● GIVEN TASK:
Write out every line of the records below as a numbered list, skipping any blank lines and leaving the pictures out.

============

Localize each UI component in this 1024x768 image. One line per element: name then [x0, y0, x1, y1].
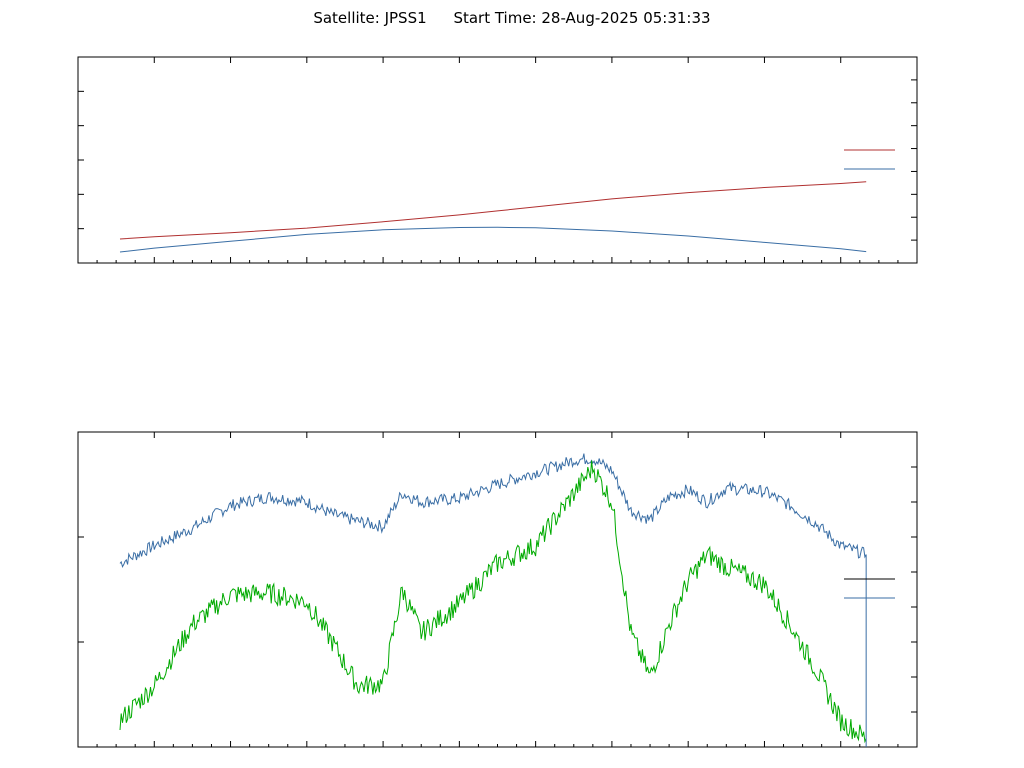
plot-frame — [77, 431, 918, 748]
series-line-ebno — [119, 453, 867, 569]
series-line-Elevation — [119, 226, 867, 253]
series-line-Azimuth — [119, 181, 867, 240]
receive-signal-chart — [77, 431, 918, 748]
series-line-unlabelled-trace — [119, 460, 867, 744]
start-time-label: Start Time: 28-Aug-2025 05:31:33 — [453, 9, 710, 27]
satellite-label: Satellite: JPSS1 — [313, 9, 426, 27]
plot-frame — [77, 56, 918, 264]
position-chart — [77, 56, 918, 264]
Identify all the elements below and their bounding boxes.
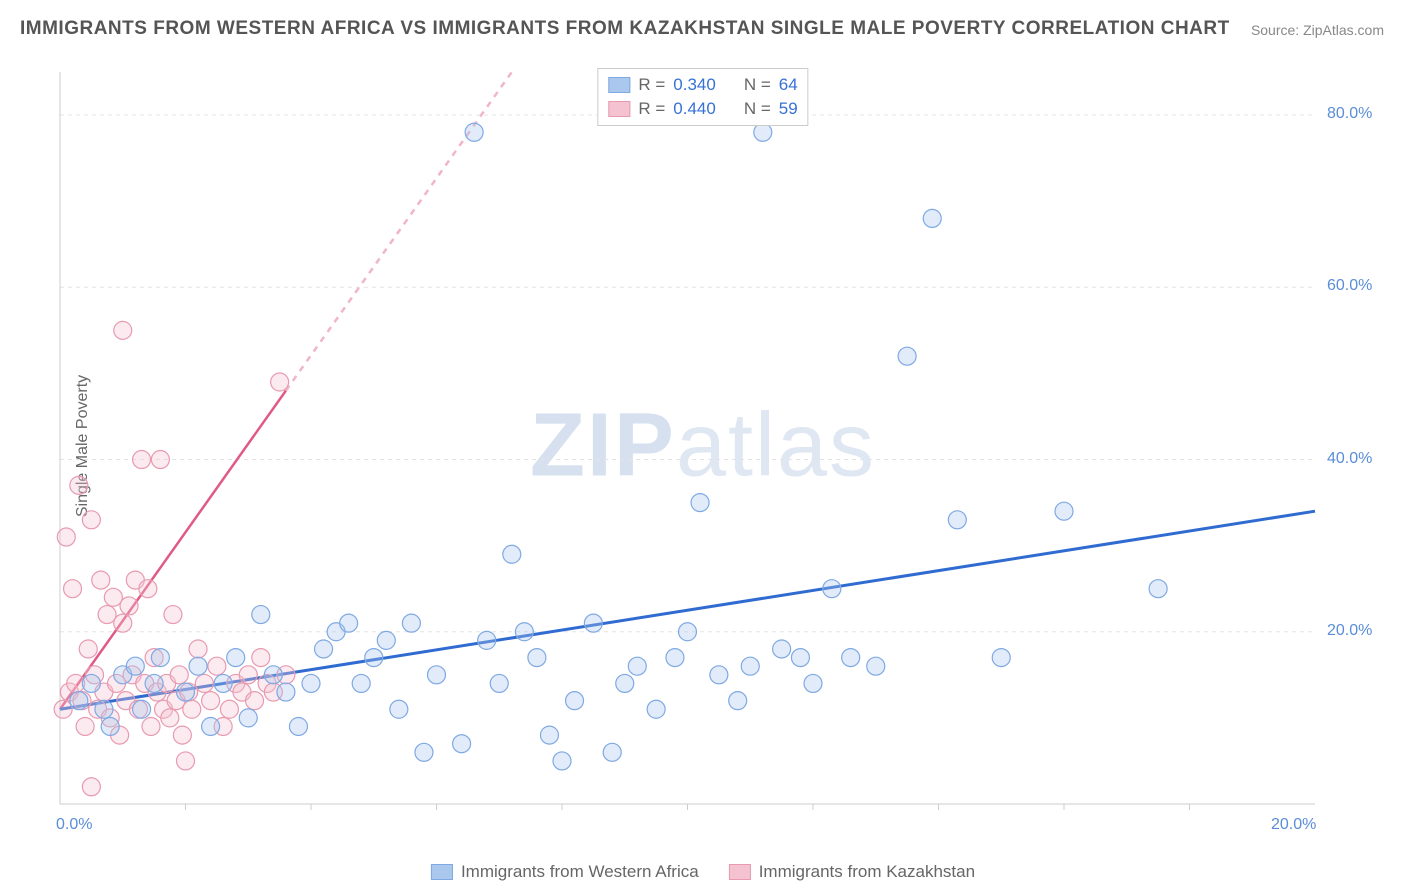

============

● FINAL RESULT:
1. Localize each UI component in this 1024x768 image. One line per element: name then [x0, y0, x1, y1].
2. plot-frame — [77, 431, 918, 748]
3. series-line-ebno — [119, 453, 867, 569]
4. series-line-Elevation — [119, 226, 867, 253]
5. series-line-Azimuth — [119, 181, 867, 240]
6. receive-signal-chart — [77, 431, 918, 748]
7. series-line-unlabelled-trace — [119, 460, 867, 744]
8. start-time-label: Start Time: 28-Aug-2025 05:31:33 — [453, 9, 710, 27]
9. satellite-label: Satellite: JPSS1 — [313, 9, 426, 27]
10. plot-frame — [77, 56, 918, 264]
11. position-chart — [77, 56, 918, 264]
12. Identify all the elements below and their bounding boxes.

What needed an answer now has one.